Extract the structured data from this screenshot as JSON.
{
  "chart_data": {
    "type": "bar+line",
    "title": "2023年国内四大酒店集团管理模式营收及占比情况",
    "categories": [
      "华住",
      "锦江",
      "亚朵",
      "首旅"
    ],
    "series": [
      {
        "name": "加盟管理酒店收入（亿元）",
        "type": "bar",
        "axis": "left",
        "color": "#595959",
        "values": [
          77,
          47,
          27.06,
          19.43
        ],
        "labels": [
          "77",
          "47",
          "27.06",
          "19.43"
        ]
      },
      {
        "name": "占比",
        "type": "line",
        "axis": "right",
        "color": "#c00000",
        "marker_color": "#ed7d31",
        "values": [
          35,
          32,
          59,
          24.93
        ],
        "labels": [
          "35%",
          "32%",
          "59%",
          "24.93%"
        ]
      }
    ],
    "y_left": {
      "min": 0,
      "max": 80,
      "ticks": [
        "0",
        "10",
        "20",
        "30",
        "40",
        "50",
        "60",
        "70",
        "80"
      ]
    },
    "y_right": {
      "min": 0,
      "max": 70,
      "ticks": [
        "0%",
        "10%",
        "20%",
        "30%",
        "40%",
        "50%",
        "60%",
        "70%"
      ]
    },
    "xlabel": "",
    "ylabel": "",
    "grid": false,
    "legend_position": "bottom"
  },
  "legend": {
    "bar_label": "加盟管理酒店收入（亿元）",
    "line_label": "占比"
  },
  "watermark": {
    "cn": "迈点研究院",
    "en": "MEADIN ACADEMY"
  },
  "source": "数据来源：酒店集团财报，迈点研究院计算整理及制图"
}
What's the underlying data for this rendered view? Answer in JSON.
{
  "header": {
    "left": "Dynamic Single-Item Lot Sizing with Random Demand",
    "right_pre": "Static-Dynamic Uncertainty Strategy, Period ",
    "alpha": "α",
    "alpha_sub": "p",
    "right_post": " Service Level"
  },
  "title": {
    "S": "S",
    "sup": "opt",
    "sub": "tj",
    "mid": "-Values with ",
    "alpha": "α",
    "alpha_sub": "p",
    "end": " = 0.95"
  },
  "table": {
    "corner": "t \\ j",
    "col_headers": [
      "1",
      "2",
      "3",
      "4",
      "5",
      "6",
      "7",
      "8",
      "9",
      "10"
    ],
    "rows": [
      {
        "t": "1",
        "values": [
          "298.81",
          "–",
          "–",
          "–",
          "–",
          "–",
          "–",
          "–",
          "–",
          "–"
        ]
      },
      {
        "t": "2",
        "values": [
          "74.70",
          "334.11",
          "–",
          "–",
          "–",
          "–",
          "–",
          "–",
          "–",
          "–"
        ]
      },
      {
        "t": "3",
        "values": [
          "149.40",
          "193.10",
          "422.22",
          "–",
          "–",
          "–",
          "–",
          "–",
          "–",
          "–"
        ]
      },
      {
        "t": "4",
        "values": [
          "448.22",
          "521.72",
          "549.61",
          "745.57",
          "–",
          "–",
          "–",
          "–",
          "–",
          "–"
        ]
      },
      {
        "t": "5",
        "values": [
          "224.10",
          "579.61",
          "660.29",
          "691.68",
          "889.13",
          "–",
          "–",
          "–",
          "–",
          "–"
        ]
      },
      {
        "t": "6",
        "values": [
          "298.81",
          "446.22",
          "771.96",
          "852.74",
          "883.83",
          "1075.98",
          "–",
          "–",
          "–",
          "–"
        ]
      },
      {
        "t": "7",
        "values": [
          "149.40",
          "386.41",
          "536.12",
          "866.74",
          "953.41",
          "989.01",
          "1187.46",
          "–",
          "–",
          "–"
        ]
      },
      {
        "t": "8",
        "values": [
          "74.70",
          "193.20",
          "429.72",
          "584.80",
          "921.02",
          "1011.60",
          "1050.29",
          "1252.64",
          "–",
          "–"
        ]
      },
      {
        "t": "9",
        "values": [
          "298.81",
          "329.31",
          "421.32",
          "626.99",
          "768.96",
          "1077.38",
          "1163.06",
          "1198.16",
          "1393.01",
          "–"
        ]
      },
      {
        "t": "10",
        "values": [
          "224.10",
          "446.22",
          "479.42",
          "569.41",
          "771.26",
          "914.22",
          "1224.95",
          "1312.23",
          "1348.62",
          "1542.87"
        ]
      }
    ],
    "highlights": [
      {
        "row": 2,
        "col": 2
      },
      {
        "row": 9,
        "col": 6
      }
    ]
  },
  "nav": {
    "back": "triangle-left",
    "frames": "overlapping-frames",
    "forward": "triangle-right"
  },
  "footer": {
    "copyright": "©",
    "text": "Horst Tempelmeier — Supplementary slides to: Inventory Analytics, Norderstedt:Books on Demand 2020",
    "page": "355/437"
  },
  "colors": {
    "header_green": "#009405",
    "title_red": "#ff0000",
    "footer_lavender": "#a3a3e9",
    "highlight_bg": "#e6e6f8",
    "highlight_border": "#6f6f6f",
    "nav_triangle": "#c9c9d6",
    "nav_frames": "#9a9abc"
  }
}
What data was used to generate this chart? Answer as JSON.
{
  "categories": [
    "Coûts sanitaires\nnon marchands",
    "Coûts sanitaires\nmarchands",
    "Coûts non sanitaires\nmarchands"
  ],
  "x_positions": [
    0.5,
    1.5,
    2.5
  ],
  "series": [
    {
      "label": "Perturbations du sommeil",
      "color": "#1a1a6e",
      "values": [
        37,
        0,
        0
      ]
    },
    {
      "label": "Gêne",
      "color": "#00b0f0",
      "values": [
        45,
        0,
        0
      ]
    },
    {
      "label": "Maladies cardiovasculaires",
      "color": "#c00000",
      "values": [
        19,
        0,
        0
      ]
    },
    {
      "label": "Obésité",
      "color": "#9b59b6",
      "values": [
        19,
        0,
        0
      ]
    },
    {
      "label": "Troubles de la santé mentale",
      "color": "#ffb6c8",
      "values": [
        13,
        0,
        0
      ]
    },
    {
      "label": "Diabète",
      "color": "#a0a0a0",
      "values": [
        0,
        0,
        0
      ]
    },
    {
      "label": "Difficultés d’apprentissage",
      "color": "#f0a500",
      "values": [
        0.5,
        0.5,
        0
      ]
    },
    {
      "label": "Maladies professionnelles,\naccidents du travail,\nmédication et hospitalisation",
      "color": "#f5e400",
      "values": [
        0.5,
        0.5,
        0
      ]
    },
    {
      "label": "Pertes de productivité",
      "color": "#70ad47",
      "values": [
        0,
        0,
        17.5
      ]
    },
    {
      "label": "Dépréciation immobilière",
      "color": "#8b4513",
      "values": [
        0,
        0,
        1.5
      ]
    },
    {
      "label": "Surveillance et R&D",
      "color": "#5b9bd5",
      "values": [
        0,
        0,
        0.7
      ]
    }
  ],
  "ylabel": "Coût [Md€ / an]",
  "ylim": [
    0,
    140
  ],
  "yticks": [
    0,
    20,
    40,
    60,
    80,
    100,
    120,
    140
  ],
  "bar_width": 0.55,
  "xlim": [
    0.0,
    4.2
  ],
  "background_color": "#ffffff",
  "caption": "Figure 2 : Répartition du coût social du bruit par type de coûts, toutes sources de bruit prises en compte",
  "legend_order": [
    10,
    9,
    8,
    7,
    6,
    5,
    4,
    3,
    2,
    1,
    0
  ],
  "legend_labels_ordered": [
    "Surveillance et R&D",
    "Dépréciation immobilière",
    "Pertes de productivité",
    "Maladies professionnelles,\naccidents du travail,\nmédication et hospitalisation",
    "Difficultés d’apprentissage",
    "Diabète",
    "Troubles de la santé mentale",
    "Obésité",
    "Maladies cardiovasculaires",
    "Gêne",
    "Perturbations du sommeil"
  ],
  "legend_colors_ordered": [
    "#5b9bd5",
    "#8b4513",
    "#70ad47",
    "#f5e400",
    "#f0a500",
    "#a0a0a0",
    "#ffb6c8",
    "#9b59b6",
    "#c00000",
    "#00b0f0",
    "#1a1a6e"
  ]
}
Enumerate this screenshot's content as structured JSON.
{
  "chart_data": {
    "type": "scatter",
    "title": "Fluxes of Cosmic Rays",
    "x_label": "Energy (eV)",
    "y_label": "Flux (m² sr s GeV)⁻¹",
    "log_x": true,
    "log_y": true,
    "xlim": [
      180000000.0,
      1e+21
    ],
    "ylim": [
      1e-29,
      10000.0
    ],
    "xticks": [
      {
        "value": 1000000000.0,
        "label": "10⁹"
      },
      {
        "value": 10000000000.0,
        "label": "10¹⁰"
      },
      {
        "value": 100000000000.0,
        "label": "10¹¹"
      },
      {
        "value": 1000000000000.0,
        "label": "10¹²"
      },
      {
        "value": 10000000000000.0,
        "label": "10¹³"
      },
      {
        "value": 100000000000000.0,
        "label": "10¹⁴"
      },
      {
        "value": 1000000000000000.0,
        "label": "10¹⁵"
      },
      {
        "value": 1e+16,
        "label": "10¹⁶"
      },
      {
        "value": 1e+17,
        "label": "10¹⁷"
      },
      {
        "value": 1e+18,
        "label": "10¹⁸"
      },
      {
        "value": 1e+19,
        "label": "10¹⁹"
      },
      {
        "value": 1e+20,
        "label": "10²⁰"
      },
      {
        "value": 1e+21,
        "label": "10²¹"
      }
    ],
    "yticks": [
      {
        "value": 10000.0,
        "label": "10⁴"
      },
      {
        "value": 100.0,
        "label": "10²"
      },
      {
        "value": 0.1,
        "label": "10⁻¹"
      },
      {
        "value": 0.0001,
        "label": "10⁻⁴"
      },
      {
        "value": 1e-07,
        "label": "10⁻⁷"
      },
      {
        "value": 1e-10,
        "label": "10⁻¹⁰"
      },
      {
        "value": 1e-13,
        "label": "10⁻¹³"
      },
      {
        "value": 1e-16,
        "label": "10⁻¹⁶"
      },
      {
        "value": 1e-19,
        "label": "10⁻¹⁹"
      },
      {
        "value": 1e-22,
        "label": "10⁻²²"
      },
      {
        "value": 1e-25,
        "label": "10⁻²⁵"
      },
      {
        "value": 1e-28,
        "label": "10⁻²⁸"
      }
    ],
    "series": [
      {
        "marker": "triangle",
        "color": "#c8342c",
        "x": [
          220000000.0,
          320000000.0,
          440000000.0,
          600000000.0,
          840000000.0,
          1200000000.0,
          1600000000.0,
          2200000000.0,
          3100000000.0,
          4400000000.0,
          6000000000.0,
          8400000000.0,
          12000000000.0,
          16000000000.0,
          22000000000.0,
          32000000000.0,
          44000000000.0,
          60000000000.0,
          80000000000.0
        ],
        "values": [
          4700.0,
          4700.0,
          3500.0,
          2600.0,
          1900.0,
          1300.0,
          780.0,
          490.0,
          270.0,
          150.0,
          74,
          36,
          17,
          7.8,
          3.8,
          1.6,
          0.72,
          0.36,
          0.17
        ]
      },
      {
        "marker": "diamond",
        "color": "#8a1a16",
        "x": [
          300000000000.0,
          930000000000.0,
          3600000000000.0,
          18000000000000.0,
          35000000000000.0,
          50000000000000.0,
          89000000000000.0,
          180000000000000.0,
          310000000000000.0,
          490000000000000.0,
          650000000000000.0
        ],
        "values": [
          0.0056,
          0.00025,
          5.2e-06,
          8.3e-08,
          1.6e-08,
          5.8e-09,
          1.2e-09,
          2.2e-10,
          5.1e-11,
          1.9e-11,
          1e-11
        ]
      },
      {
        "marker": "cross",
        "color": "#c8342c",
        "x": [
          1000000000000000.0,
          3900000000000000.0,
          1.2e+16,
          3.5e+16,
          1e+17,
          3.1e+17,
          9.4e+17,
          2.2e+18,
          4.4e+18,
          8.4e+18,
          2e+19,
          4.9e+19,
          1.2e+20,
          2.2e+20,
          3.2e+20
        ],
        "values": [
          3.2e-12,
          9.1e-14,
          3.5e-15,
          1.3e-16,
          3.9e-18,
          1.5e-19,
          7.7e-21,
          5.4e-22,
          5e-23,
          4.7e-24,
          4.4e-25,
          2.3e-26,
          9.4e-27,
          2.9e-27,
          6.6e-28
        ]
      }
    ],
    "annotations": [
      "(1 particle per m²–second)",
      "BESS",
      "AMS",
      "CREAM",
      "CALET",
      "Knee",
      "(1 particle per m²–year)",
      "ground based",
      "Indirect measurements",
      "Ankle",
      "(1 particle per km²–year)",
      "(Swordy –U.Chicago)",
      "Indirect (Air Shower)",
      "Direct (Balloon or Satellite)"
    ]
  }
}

########

What the task asks:
For the data above, state how many lines contain "JSON"; the number is the whole answer.

Result:
4